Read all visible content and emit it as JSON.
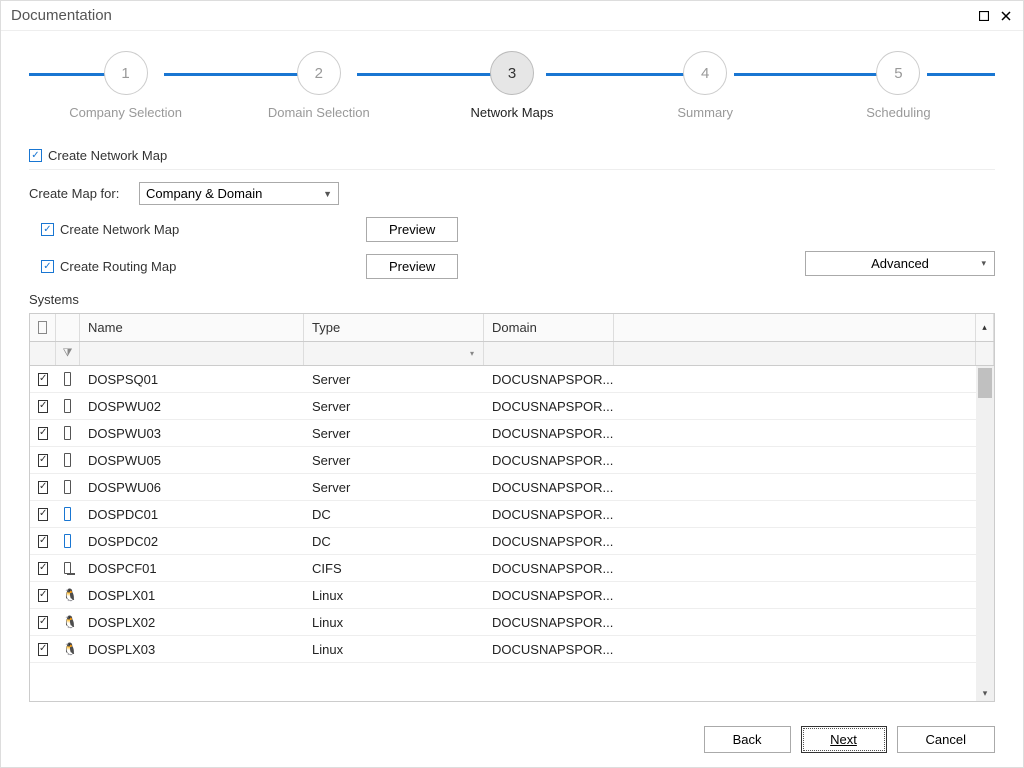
{
  "window": {
    "title": "Documentation"
  },
  "stepper": {
    "steps": [
      {
        "num": "1",
        "label": "Company Selection",
        "active": false
      },
      {
        "num": "2",
        "label": "Domain Selection",
        "active": false
      },
      {
        "num": "3",
        "label": "Network Maps",
        "active": true
      },
      {
        "num": "4",
        "label": "Summary",
        "active": false
      },
      {
        "num": "5",
        "label": "Scheduling",
        "active": false
      }
    ]
  },
  "section": {
    "header": "Create Network Map",
    "header_checked": true,
    "create_map_for_label": "Create Map for:",
    "create_map_for_value": "Company & Domain",
    "create_network_map_label": "Create Network Map",
    "create_network_map_checked": true,
    "create_routing_map_label": "Create Routing Map",
    "create_routing_map_checked": true,
    "preview_label": "Preview",
    "advanced_label": "Advanced"
  },
  "grid": {
    "systems_label": "Systems",
    "columns": {
      "name": "Name",
      "type": "Type",
      "domain": "Domain"
    },
    "rows": [
      {
        "checked": true,
        "icon": "server",
        "name": "DOSPSQ01",
        "type": "Server",
        "domain": "DOCUSNAPSPOR..."
      },
      {
        "checked": true,
        "icon": "server",
        "name": "DOSPWU02",
        "type": "Server",
        "domain": "DOCUSNAPSPOR..."
      },
      {
        "checked": true,
        "icon": "server",
        "name": "DOSPWU03",
        "type": "Server",
        "domain": "DOCUSNAPSPOR..."
      },
      {
        "checked": true,
        "icon": "server",
        "name": "DOSPWU05",
        "type": "Server",
        "domain": "DOCUSNAPSPOR..."
      },
      {
        "checked": true,
        "icon": "server",
        "name": "DOSPWU06",
        "type": "Server",
        "domain": "DOCUSNAPSPOR..."
      },
      {
        "checked": true,
        "icon": "dc",
        "name": "DOSPDC01",
        "type": "DC",
        "domain": "DOCUSNAPSPOR..."
      },
      {
        "checked": true,
        "icon": "dc",
        "name": "DOSPDC02",
        "type": "DC",
        "domain": "DOCUSNAPSPOR..."
      },
      {
        "checked": true,
        "icon": "cifs",
        "name": "DOSPCF01",
        "type": "CIFS",
        "domain": "DOCUSNAPSPOR..."
      },
      {
        "checked": true,
        "icon": "linux",
        "name": "DOSPLX01",
        "type": "Linux",
        "domain": "DOCUSNAPSPOR..."
      },
      {
        "checked": true,
        "icon": "linux",
        "name": "DOSPLX02",
        "type": "Linux",
        "domain": "DOCUSNAPSPOR..."
      },
      {
        "checked": true,
        "icon": "linux",
        "name": "DOSPLX03",
        "type": "Linux",
        "domain": "DOCUSNAPSPOR..."
      }
    ]
  },
  "footer": {
    "back": "Back",
    "next": "Next",
    "cancel": "Cancel"
  },
  "colors": {
    "primary": "#1976d2",
    "text": "#333333",
    "muted": "#999999",
    "border": "#cccccc"
  }
}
************
• GOAL
Will you set down the records word for word while leaving out every picture?

• ANSWER TO THIS EXERCISE
Read all visible content and emit it as JSON.
{
  "window": {
    "title": "Documentation"
  },
  "stepper": {
    "steps": [
      {
        "num": "1",
        "label": "Company Selection",
        "active": false
      },
      {
        "num": "2",
        "label": "Domain Selection",
        "active": false
      },
      {
        "num": "3",
        "label": "Network Maps",
        "active": true
      },
      {
        "num": "4",
        "label": "Summary",
        "active": false
      },
      {
        "num": "5",
        "label": "Scheduling",
        "active": false
      }
    ]
  },
  "section": {
    "header": "Create Network Map",
    "header_checked": true,
    "create_map_for_label": "Create Map for:",
    "create_map_for_value": "Company & Domain",
    "create_network_map_label": "Create Network Map",
    "create_network_map_checked": true,
    "create_routing_map_label": "Create Routing Map",
    "create_routing_map_checked": true,
    "preview_label": "Preview",
    "advanced_label": "Advanced"
  },
  "grid": {
    "systems_label": "Systems",
    "columns": {
      "name": "Name",
      "type": "Type",
      "domain": "Domain"
    },
    "rows": [
      {
        "checked": true,
        "icon": "server",
        "name": "DOSPSQ01",
        "type": "Server",
        "domain": "DOCUSNAPSPOR..."
      },
      {
        "checked": true,
        "icon": "server",
        "name": "DOSPWU02",
        "type": "Server",
        "domain": "DOCUSNAPSPOR..."
      },
      {
        "checked": true,
        "icon": "server",
        "name": "DOSPWU03",
        "type": "Server",
        "domain": "DOCUSNAPSPOR..."
      },
      {
        "checked": true,
        "icon": "server",
        "name": "DOSPWU05",
        "type": "Server",
        "domain": "DOCUSNAPSPOR..."
      },
      {
        "checked": true,
        "icon": "server",
        "name": "DOSPWU06",
        "type": "Server",
        "domain": "DOCUSNAPSPOR..."
      },
      {
        "checked": true,
        "icon": "dc",
        "name": "DOSPDC01",
        "type": "DC",
        "domain": "DOCUSNAPSPOR..."
      },
      {
        "checked": true,
        "icon": "dc",
        "name": "DOSPDC02",
        "type": "DC",
        "domain": "DOCUSNAPSPOR..."
      },
      {
        "checked": true,
        "icon": "cifs",
        "name": "DOSPCF01",
        "type": "CIFS",
        "domain": "DOCUSNAPSPOR..."
      },
      {
        "checked": true,
        "icon": "linux",
        "name": "DOSPLX01",
        "type": "Linux",
        "domain": "DOCUSNAPSPOR..."
      },
      {
        "checked": true,
        "icon": "linux",
        "name": "DOSPLX02",
        "type": "Linux",
        "domain": "DOCUSNAPSPOR..."
      },
      {
        "checked": true,
        "icon": "linux",
        "name": "DOSPLX03",
        "type": "Linux",
        "domain": "DOCUSNAPSPOR..."
      }
    ]
  },
  "footer": {
    "back": "Back",
    "next": "Next",
    "cancel": "Cancel"
  },
  "colors": {
    "primary": "#1976d2",
    "text": "#333333",
    "muted": "#999999",
    "border": "#cccccc"
  }
}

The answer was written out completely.